*Dataset records*:
--- Begin ---
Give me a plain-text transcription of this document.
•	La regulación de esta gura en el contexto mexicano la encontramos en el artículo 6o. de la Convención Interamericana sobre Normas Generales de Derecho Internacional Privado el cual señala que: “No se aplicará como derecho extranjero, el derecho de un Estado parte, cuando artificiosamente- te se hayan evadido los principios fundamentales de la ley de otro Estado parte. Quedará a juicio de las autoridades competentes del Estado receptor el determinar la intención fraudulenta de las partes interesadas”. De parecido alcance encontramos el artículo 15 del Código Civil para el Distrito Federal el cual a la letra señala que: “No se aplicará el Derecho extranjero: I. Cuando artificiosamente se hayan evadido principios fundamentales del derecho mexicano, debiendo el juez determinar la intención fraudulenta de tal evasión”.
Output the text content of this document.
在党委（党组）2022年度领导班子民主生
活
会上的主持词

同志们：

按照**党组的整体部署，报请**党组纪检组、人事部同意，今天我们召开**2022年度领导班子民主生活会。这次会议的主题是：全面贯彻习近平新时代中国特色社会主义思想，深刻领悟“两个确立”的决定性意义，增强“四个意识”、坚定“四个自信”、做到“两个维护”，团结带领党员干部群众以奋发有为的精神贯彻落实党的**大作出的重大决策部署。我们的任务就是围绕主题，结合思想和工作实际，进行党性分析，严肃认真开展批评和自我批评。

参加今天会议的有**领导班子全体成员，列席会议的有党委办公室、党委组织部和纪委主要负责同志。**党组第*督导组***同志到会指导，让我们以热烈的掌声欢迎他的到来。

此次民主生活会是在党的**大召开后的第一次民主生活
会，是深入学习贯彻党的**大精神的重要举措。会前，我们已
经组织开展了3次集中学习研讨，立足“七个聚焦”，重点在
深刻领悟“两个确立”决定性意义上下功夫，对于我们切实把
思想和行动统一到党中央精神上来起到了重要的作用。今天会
--- End ---
*Set problem*: Read through the entries and copy every line that includes "this".

*The response*:
Give me a plain-text transcription of this document.
Output the text content of this document.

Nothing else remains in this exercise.